Identify every line in the listing that contains the string "TradeNavigator", and copy each one. Case counts.
:: RECORDED DATA
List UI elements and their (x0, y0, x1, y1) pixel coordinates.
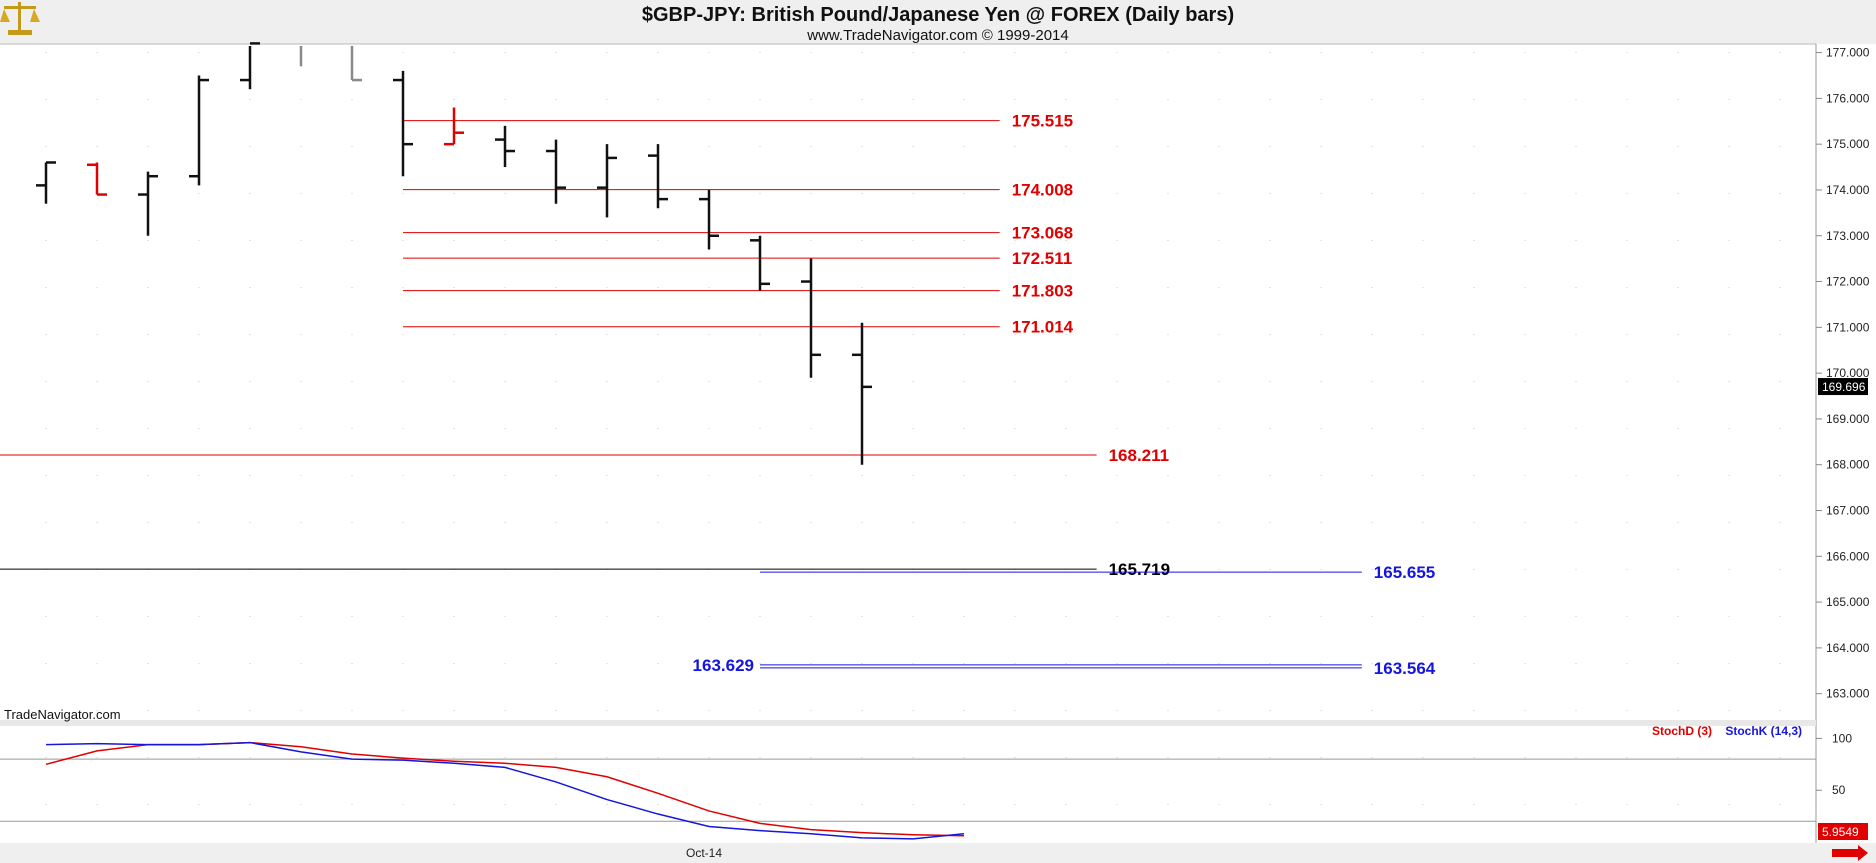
level-label: 172.511 (1012, 249, 1073, 268)
osc-last-value-label: 5.9549 (1822, 825, 1859, 839)
price-tick-label: 174.000 (1826, 183, 1870, 197)
level-label: 171.803 (1012, 282, 1073, 301)
level-label: 165.719 (1109, 560, 1170, 579)
price-tick-label: 177.000 (1826, 46, 1870, 60)
stoch-line-0 (45, 741, 965, 837)
right-arrow-icon[interactable] (1832, 845, 1868, 861)
level-label: 171.014 (1012, 318, 1074, 337)
watermark-text: TradeNavigator.com (4, 707, 121, 722)
level-label: 165.655 (1374, 563, 1435, 582)
price-axis: 177.000 176.000 175.000 174.000 173.000 172.0… (1816, 46, 1870, 701)
level-label: 174.008 (1012, 181, 1073, 200)
price-tick-label: 166.000 (1826, 549, 1870, 563)
level-lines: 175.515 174.008 173.068 172.511 171.803 171.0… (0, 112, 1436, 678)
price-tick-label: 165.000 (1826, 595, 1870, 609)
stochastic-panel: 100 50 StochD (3) StochK (14,3) 5.9549 (0, 724, 1868, 840)
price-tick-label: 163.000 (1826, 687, 1870, 701)
level-label: 168.211 (1109, 446, 1170, 465)
level-label: 163.629 (693, 656, 754, 675)
price-tick-label: 176.000 (1826, 91, 1870, 105)
price-tick-label: 173.000 (1826, 229, 1870, 243)
price-tick-label: 172.000 (1826, 275, 1870, 289)
logo-icon (0, 2, 40, 35)
price-bars (36, 42, 872, 465)
price-tick-label: 169.000 (1826, 412, 1870, 426)
price-tick-label: 175.000 (1826, 137, 1870, 151)
level-label: 175.515 (1012, 112, 1073, 131)
time-axis-band (0, 843, 1876, 863)
osc-last-value-box (1818, 823, 1868, 840)
price-tick-label: 164.000 (1826, 641, 1870, 655)
last-price-box (1818, 378, 1868, 396)
osc-tick-label: 50 (1832, 783, 1846, 797)
price-tick-label: 171.000 (1826, 320, 1870, 334)
osc-tick-label: 100 (1832, 731, 1852, 745)
level-label: 163.564 (1374, 659, 1436, 678)
header-band (0, 0, 1876, 44)
price-tick-label: 168.000 (1826, 458, 1870, 472)
price-tick-label: 170.000 (1826, 366, 1870, 380)
last-price-label: 169.696 (1822, 380, 1866, 394)
price-tick-label: 167.000 (1826, 504, 1870, 518)
chart-title: $GBP-JPY: British Pound/Japanese Yen @ F… (642, 4, 1234, 26)
legend-stochd: StochD (3) (1652, 724, 1712, 738)
stoch-line-1 (45, 741, 965, 840)
legend-stochk: StochK (14,3) (1725, 724, 1802, 738)
x-tick-oct-14: Oct-14 (686, 846, 722, 860)
chart-subtitle: www.TradeNavigator.com © 1999-2014 (806, 27, 1068, 44)
panel-separator[interactable] (0, 720, 1816, 726)
level-label: 173.068 (1012, 224, 1073, 243)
::::
FINAL RESULT
watermark-text: TradeNavigator.com (4, 707, 121, 722)
chart-subtitle: www.TradeNavigator.com © 1999-2014 (806, 27, 1068, 44)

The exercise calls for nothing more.